RECORD EXTRACTS.
====

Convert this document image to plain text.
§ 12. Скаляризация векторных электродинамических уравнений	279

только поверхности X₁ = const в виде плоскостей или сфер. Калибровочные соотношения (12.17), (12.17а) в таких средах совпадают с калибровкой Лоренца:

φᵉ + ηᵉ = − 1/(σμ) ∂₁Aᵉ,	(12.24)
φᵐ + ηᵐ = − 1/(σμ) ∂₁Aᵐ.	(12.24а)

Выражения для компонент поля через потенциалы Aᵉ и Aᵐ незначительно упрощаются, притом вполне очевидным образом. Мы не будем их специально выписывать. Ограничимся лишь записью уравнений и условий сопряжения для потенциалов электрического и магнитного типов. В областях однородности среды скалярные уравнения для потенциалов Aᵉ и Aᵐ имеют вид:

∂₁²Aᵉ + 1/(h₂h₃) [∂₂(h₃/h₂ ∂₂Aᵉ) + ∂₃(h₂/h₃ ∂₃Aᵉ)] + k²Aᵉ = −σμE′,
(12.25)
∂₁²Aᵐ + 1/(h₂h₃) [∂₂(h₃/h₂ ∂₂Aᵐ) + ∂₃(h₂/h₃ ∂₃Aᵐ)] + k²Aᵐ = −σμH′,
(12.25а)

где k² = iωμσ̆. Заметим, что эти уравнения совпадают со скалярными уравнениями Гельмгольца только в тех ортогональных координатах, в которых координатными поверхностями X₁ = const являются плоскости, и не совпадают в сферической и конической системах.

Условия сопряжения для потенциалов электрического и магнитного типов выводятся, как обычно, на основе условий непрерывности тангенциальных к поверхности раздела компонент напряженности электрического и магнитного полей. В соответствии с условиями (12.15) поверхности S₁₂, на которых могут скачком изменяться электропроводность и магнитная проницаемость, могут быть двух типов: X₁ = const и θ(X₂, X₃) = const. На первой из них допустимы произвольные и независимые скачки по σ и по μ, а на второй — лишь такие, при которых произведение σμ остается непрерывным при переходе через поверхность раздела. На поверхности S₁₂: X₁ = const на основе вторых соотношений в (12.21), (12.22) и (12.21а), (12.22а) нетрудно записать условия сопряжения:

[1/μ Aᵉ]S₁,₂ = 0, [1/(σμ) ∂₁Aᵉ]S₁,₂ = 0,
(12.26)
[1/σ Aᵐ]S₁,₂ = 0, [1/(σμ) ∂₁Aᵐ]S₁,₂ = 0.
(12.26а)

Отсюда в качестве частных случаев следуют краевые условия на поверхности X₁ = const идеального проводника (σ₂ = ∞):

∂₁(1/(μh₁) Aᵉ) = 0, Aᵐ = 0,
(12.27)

====

AIM. Your task is to gather every line with the word "h₂h₃" and copy it.

PROBLEM SOLUTION.
∂₁²Aᵉ + 1/(h₂h₃) [∂₂(h₃/h₂ ∂₂Aᵉ) + ∂₃(h₂/h₃ ∂₃Aᵉ)] + k²Aᵉ = −σμE′,
∂₁²Aᵐ + 1/(h₂h₃) [∂₂(h₃/h₂ ∂₂Aᵐ) + ∂₃(h₂/h₃ ∂₃Aᵐ)] + k²Aᵐ = −σμH′,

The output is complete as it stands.